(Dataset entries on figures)

********

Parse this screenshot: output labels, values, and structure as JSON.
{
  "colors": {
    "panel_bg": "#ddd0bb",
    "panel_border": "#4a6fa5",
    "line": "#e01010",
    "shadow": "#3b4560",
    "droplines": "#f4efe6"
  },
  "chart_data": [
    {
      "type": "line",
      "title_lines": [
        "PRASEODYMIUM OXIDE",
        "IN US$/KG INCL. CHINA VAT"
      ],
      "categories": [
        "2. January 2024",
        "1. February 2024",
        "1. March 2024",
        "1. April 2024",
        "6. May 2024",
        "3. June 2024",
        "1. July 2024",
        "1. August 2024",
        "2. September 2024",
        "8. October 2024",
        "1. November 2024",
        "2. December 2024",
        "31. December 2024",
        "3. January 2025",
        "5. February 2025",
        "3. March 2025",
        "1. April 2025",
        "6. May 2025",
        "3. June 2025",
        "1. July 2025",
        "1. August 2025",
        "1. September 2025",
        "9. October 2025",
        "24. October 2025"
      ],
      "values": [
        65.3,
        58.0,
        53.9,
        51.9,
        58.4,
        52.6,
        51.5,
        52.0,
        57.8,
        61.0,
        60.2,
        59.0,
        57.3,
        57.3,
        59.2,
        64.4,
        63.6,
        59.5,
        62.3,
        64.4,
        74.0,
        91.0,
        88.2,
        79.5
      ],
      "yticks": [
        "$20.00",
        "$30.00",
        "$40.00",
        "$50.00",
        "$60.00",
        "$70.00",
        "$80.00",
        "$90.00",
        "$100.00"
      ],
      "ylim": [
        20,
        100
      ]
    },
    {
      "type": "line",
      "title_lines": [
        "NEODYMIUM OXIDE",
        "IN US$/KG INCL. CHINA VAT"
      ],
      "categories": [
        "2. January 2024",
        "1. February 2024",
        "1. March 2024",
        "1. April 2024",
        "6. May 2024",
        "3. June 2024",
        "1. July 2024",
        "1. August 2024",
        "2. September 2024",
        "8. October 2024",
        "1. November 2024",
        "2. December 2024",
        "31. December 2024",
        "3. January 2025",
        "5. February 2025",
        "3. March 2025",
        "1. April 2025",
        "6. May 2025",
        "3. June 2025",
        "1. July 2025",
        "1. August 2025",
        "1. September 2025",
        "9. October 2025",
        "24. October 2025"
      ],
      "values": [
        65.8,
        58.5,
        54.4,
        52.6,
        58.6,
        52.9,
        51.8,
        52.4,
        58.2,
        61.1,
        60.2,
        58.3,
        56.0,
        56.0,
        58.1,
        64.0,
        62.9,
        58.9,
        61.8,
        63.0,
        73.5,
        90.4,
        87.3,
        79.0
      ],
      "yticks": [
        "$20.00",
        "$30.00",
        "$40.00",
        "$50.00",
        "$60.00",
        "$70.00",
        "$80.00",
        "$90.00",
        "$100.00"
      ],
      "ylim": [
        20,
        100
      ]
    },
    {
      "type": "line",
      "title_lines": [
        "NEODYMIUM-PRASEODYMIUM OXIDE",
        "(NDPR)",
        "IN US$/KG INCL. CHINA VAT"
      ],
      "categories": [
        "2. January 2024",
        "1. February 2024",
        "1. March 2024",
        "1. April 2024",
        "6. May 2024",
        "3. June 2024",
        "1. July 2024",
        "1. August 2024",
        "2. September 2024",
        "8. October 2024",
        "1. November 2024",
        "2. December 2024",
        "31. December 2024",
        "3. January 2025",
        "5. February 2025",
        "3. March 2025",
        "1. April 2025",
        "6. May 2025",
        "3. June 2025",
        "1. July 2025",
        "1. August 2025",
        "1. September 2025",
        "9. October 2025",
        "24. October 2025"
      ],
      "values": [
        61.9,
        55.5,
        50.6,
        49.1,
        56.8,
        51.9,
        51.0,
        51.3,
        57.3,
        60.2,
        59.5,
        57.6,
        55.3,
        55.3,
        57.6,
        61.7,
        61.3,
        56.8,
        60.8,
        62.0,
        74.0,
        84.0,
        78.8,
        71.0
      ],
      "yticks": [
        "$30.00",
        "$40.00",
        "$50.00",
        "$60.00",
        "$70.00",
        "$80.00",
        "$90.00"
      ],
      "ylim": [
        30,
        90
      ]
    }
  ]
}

********

• _WHAT YOU HAVE TO DO_: Word for word, extract all the records.

• _FINISHED TASK_:
Parse this screenshot: output labels, values, and structure as JSON.
{
  "colors": {
    "panel_bg": "#ddd0bb",
    "panel_border": "#4a6fa5",
    "line": "#e01010",
    "shadow": "#3b4560",
    "droplines": "#f4efe6"
  },
  "chart_data": [
    {
      "type": "line",
      "title_lines": [
        "PRASEODYMIUM OXIDE",
        "IN US$/KG INCL. CHINA VAT"
      ],
      "categories": [
        "2. January 2024",
        "1. February 2024",
        "1. March 2024",
        "1. April 2024",
        "6. May 2024",
        "3. June 2024",
        "1. July 2024",
        "1. August 2024",
        "2. September 2024",
        "8. October 2024",
        "1. November 2024",
        "2. December 2024",
        "31. December 2024",
        "3. January 2025",
        "5. February 2025",
        "3. March 2025",
        "1. April 2025",
        "6. May 2025",
        "3. June 2025",
        "1. July 2025",
        "1. August 2025",
        "1. September 2025",
        "9. October 2025",
        "24. October 2025"
      ],
      "values": [
        65.3,
        58.0,
        53.9,
        51.9,
        58.4,
        52.6,
        51.5,
        52.0,
        57.8,
        61.0,
        60.2,
        59.0,
        57.3,
        57.3,
        59.2,
        64.4,
        63.6,
        59.5,
        62.3,
        64.4,
        74.0,
        91.0,
        88.2,
        79.5
      ],
      "yticks": [
        "$20.00",
        "$30.00",
        "$40.00",
        "$50.00",
        "$60.00",
        "$70.00",
        "$80.00",
        "$90.00",
        "$100.00"
      ],
      "ylim": [
        20,
        100
      ]
    },
    {
      "type": "line",
      "title_lines": [
        "NEODYMIUM OXIDE",
        "IN US$/KG INCL. CHINA VAT"
      ],
      "categories": [
        "2. January 2024",
        "1. February 2024",
        "1. March 2024",
        "1. April 2024",
        "6. May 2024",
        "3. June 2024",
        "1. July 2024",
        "1. August 2024",
        "2. September 2024",
        "8. October 2024",
        "1. November 2024",
        "2. December 2024",
        "31. December 2024",
        "3. January 2025",
        "5. February 2025",
        "3. March 2025",
        "1. April 2025",
        "6. May 2025",
        "3. June 2025",
        "1. July 2025",
        "1. August 2025",
        "1. September 2025",
        "9. October 2025",
        "24. October 2025"
      ],
      "values": [
        65.8,
        58.5,
        54.4,
        52.6,
        58.6,
        52.9,
        51.8,
        52.4,
        58.2,
        61.1,
        60.2,
        58.3,
        56.0,
        56.0,
        58.1,
        64.0,
        62.9,
        58.9,
        61.8,
        63.0,
        73.5,
        90.4,
        87.3,
        79.0
      ],
      "yticks": [
        "$20.00",
        "$30.00",
        "$40.00",
        "$50.00",
        "$60.00",
        "$70.00",
        "$80.00",
        "$90.00",
        "$100.00"
      ],
      "ylim": [
        20,
        100
      ]
    },
    {
      "type": "line",
      "title_lines": [
        "NEODYMIUM-PRASEODYMIUM OXIDE",
        "(NDPR)",
        "IN US$/KG INCL. CHINA VAT"
      ],
      "categories": [
        "2. January 2024",
        "1. February 2024",
        "1. March 2024",
        "1. April 2024",
        "6. May 2024",
        "3. June 2024",
        "1. July 2024",
        "1. August 2024",
        "2. September 2024",
        "8. October 2024",
        "1. November 2024",
        "2. December 2024",
        "31. December 2024",
        "3. January 2025",
        "5. February 2025",
        "3. March 2025",
        "1. April 2025",
        "6. May 2025",
        "3. June 2025",
        "1. July 2025",
        "1. August 2025",
        "1. September 2025",
        "9. October 2025",
        "24. October 2025"
      ],
      "values": [
        61.9,
        55.5,
        50.6,
        49.1,
        56.8,
        51.9,
        51.0,
        51.3,
        57.3,
        60.2,
        59.5,
        57.6,
        55.3,
        55.3,
        57.6,
        61.7,
        61.3,
        56.8,
        60.8,
        62.0,
        74.0,
        84.0,
        78.8,
        71.0
      ],
      "yticks": [
        "$30.00",
        "$40.00",
        "$50.00",
        "$60.00",
        "$70.00",
        "$80.00",
        "$90.00"
      ],
      "ylim": [
        30,
        90
      ]
    }
  ]
}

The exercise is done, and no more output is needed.